[Records contained in a dataset]

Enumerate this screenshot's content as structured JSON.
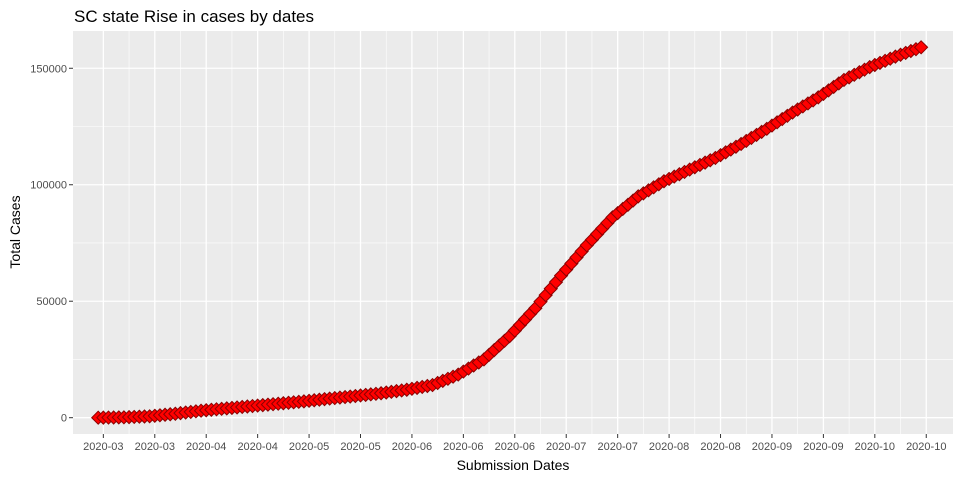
{
  "chart_data": {
    "type": "scatter",
    "title": "SC state Rise in cases by dates",
    "xlabel": "Submission Dates",
    "ylabel": "Total Cases",
    "x_tick_labels": [
      "2020-03",
      "2020-03",
      "2020-04",
      "2020-04",
      "2020-05",
      "2020-05",
      "2020-06",
      "2020-06",
      "2020-06",
      "2020-07",
      "2020-07",
      "2020-08",
      "2020-08",
      "2020-09",
      "2020-09",
      "2020-10",
      "2020-10"
    ],
    "x_tick_days": [
      1,
      11,
      21,
      31,
      41,
      51,
      61,
      71,
      81,
      91,
      101,
      111,
      121,
      131,
      141,
      151,
      161
    ],
    "ylim": [
      -7000,
      166000
    ],
    "y_ticks": [
      0,
      50000,
      100000,
      150000
    ],
    "y_tick_labels": [
      "0",
      "50000",
      "100000",
      "150000"
    ],
    "x_range_days": [
      -4.9,
      166.2
    ],
    "series": [
      {
        "name": "Total Cases",
        "marker": "diamond",
        "color": "#ff0000",
        "edge_color": "#8b0000",
        "days": [
          0,
          5,
          10,
          15,
          20,
          25,
          30,
          35,
          40,
          45,
          50,
          55,
          60,
          65,
          70,
          75,
          80,
          85,
          90,
          95,
          100,
          105,
          110,
          115,
          120,
          125,
          130,
          135,
          140,
          145,
          150,
          155,
          160
        ],
        "values": [
          0,
          150,
          600,
          1700,
          3000,
          4000,
          5000,
          6000,
          7000,
          8200,
          9300,
          10500,
          12000,
          14000,
          18500,
          25000,
          35000,
          47000,
          61000,
          74000,
          86000,
          95000,
          101500,
          106500,
          111500,
          117500,
          124000,
          131000,
          137500,
          145000,
          150500,
          155000,
          159000
        ]
      }
    ]
  },
  "colors": {
    "panel_background": "#ebebeb",
    "grid_major": "#ffffff",
    "point_fill": "#ff0000",
    "point_edge": "#8b0000"
  }
}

**Set exercise**
From the data, list each line in which the string "Total" appears.

**Answer to the problem**
    "ylabel": "Total Cases",
        "name": "Total Cases",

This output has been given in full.